* START GIVEN DATA *

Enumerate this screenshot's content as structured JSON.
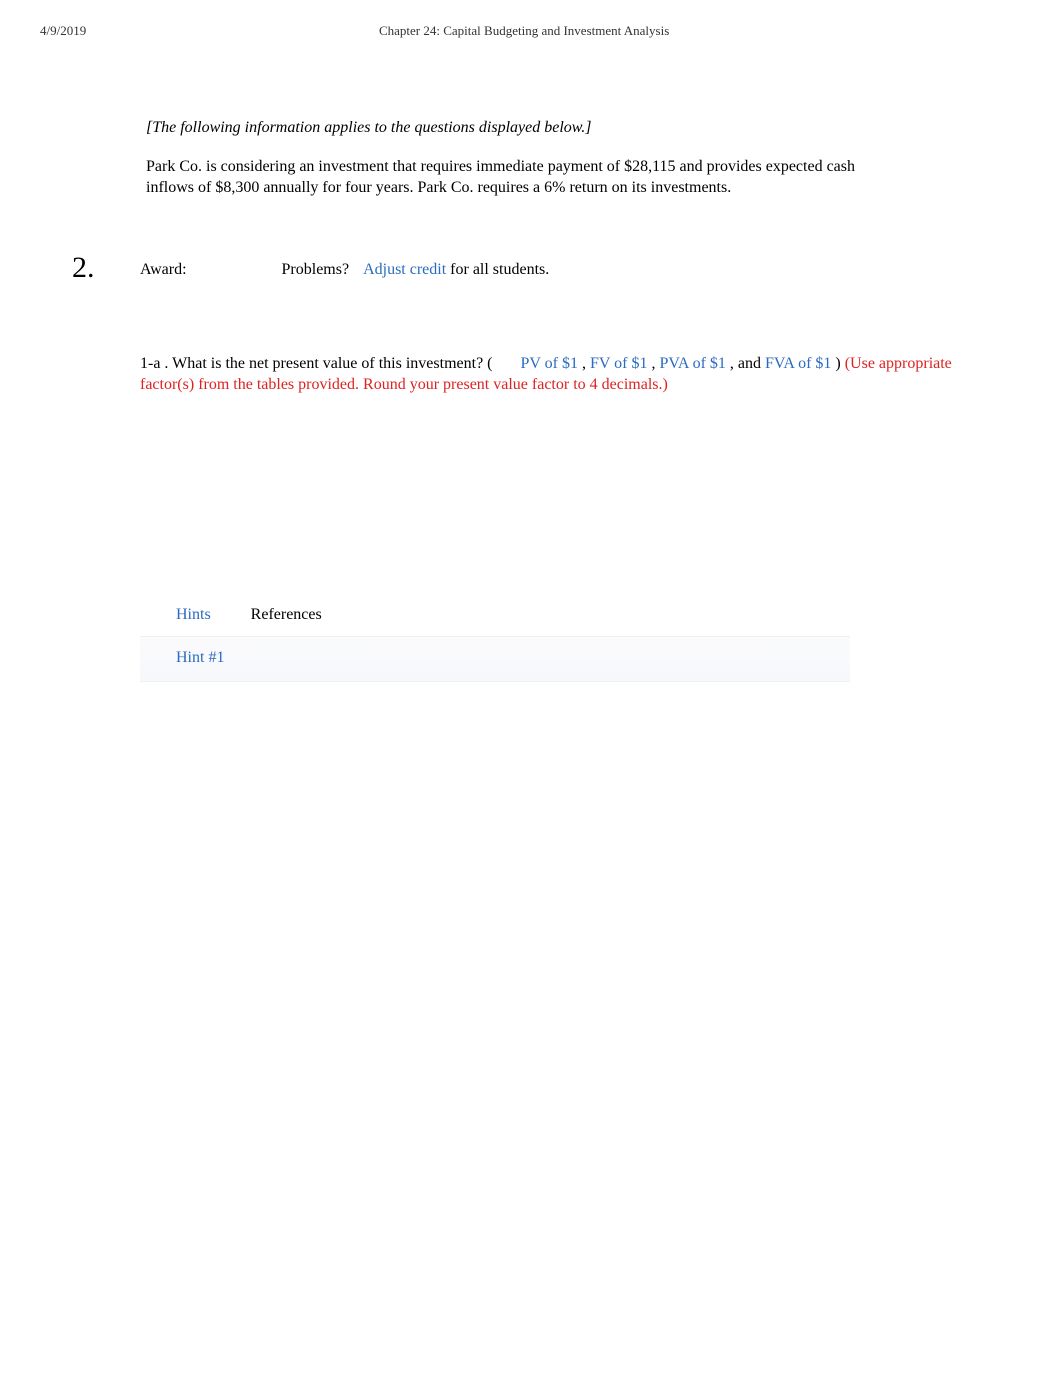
{
  "header": {
    "date": "4/9/2019",
    "title": "Chapter 24: Capital Budgeting and Investment Analysis"
  },
  "intro": {
    "note": "[The following information applies to the questions displayed below.]",
    "description": "Park Co. is considering an investment that requires immediate payment of $28,115 and provides expected cash inflows of $8,300 annually for four years. Park Co. requires a 6% return on its investments."
  },
  "question": {
    "number": "2.",
    "award_label": "Award:",
    "problems_label": "Problems?",
    "adjust_credit": "Adjust credit",
    "after_credit": " for all students.",
    "text_lead": "1-a . What is the net present value of this investment? (",
    "link_pv": "PV of $1",
    "sep1": " , ",
    "link_fv": "FV of $1",
    "sep2": " , ",
    "link_pva": "PVA of $1",
    "sep3": "  , and  ",
    "link_fva": "FVA of $1",
    "close_paren": " ) ",
    "red_note": "(Use appropriate factor(s) from the tables provided. Round your present value factor to 4 decimals.)"
  },
  "tabs": {
    "hints": "Hints",
    "references": "References",
    "hint1": "Hint #1"
  }
}
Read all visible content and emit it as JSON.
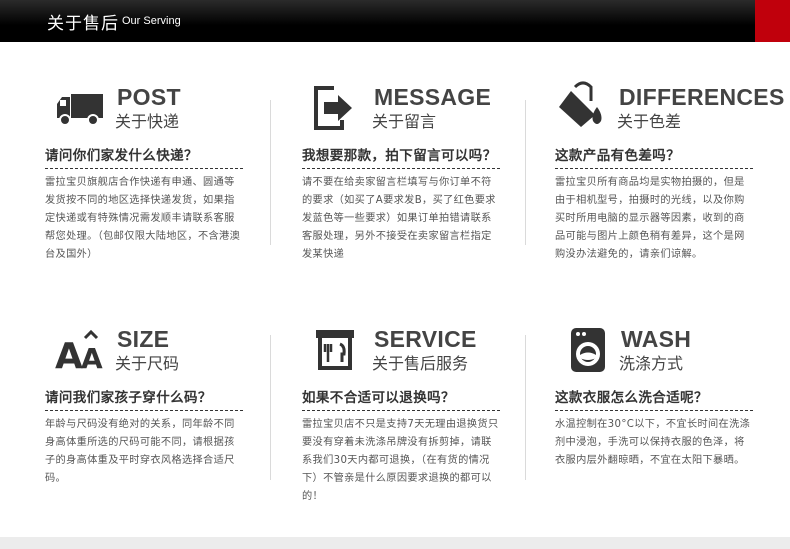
{
  "header": {
    "title": "关于售后",
    "subtitle": "Our Serving"
  },
  "items": [
    {
      "en": "POST",
      "cn": "关于快递",
      "icon": "truck-icon",
      "question": "请问你们家发什么快递？",
      "answer": "雷拉宝贝旗舰店合作快递有申通、圆通等发货按不同的地区选择快递发货，如果指定快递或有特殊情况需发顺丰请联系客服帮您处理。（包邮仅限大陆地区，不含港澳台及国外）"
    },
    {
      "en": "MESSAGE",
      "cn": "关于留言",
      "icon": "message-icon",
      "question": "我想要那款，拍下留言可以吗？",
      "answer": "请不要在给卖家留言栏填写与你订单不符的要求（如买了A要求发B，买了红色要求发蓝色等一些要求）如果订单拍错请联系客服处理，另外不接受在卖家留言栏指定发某快递"
    },
    {
      "en": "DIFFERENCES",
      "cn": "关于色差",
      "icon": "paint-bucket-icon",
      "question": "这款产品有色差吗？",
      "answer": "雷拉宝贝所有商品均是实物拍摄的，但是由于相机型号，拍摄时的光线，以及你购买时所用电脑的显示器等因素，收到的商品可能与图片上颜色稍有差异，这个是网购没办法避免的，请亲们谅解。"
    },
    {
      "en": "SIZE",
      "cn": "关于尺码",
      "icon": "font-size-icon",
      "question": "请问我们家孩子穿什么码？",
      "answer": "年龄与尺码没有绝对的关系，同年龄不同身高体重所选的尺码可能不同，请根据孩子的身高体重及平时穿衣风格选择合适尺码。"
    },
    {
      "en": "SERVICE",
      "cn": "关于售后服务",
      "icon": "service-icon",
      "question": "如果不合适可以退换吗？",
      "answer": "雷拉宝贝店不只是支持7天无理由退换货只要没有穿着未洗涤吊牌没有拆剪掉，请联系我们30天内都可退换，（在有货的情况下）不管亲是什么原因要求退换的都可以的！"
    },
    {
      "en": "WASH",
      "cn": "洗涤方式",
      "icon": "washing-machine-icon",
      "question": "这款衣服怎么洗合适呢？",
      "answer": "水温控制在30°C以下，不宜长时间在洗涤剂中浸泡，手洗可以保持衣服的色泽，将衣服内层外翻晾晒，不宜在太阳下暴晒。"
    }
  ]
}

* END GIVEN DATA *

OBJECTIVE:
Pictures are excluded; copy every other part of the records exactly.

RESPONSE TO THE TASK:
Enumerate this screenshot's content as structured JSON.
{
  "header": {
    "date": "4/9/2019",
    "title": "Chapter 24: Capital Budgeting and Investment Analysis"
  },
  "intro": {
    "note": "[The following information applies to the questions displayed below.]",
    "description": "Park Co. is considering an investment that requires immediate payment of $28,115 and provides expected cash inflows of $8,300 annually for four years. Park Co. requires a 6% return on its investments."
  },
  "question": {
    "number": "2.",
    "award_label": "Award:",
    "problems_label": "Problems?",
    "adjust_credit": "Adjust credit",
    "after_credit": " for all students.",
    "text_lead": "1-a . What is the net present value of this investment? (",
    "link_pv": "PV of $1",
    "sep1": " , ",
    "link_fv": "FV of $1",
    "sep2": " , ",
    "link_pva": "PVA of $1",
    "sep3": "  , and  ",
    "link_fva": "FVA of $1",
    "close_paren": " ) ",
    "red_note": "(Use appropriate factor(s) from the tables provided. Round your present value factor to 4 decimals.)"
  },
  "tabs": {
    "hints": "Hints",
    "references": "References",
    "hint1": "Hint #1"
  }
}
Read all visible content and emit it as JSON.
{
  "header": {
    "title": "关于售后",
    "subtitle": "Our Serving"
  },
  "items": [
    {
      "en": "POST",
      "cn": "关于快递",
      "icon": "truck-icon",
      "question": "请问你们家发什么快递？",
      "answer": "雷拉宝贝旗舰店合作快递有申通、圆通等发货按不同的地区选择快递发货，如果指定快递或有特殊情况需发顺丰请联系客服帮您处理。（包邮仅限大陆地区，不含港澳台及国外）"
    },
    {
      "en": "MESSAGE",
      "cn": "关于留言",
      "icon": "message-icon",
      "question": "我想要那款，拍下留言可以吗？",
      "answer": "请不要在给卖家留言栏填写与你订单不符的要求（如买了A要求发B，买了红色要求发蓝色等一些要求）如果订单拍错请联系客服处理，另外不接受在卖家留言栏指定发某快递"
    },
    {
      "en": "DIFFERENCES",
      "cn": "关于色差",
      "icon": "paint-bucket-icon",
      "question": "这款产品有色差吗？",
      "answer": "雷拉宝贝所有商品均是实物拍摄的，但是由于相机型号，拍摄时的光线，以及你购买时所用电脑的显示器等因素，收到的商品可能与图片上颜色稍有差异，这个是网购没办法避免的，请亲们谅解。"
    },
    {
      "en": "SIZE",
      "cn": "关于尺码",
      "icon": "font-size-icon",
      "question": "请问我们家孩子穿什么码？",
      "answer": "年龄与尺码没有绝对的关系，同年龄不同身高体重所选的尺码可能不同，请根据孩子的身高体重及平时穿衣风格选择合适尺码。"
    },
    {
      "en": "SERVICE",
      "cn": "关于售后服务",
      "icon": "service-icon",
      "question": "如果不合适可以退换吗？",
      "answer": "雷拉宝贝店不只是支持7天无理由退换货只要没有穿着未洗涤吊牌没有拆剪掉，请联系我们30天内都可退换，（在有货的情况下）不管亲是什么原因要求退换的都可以的！"
    },
    {
      "en": "WASH",
      "cn": "洗涤方式",
      "icon": "washing-machine-icon",
      "question": "这款衣服怎么洗合适呢？",
      "answer": "水温控制在30°C以下，不宜长时间在洗涤剂中浸泡，手洗可以保持衣服的色泽，将衣服内层外翻晾晒，不宜在太阳下暴晒。"
    }
  ]
}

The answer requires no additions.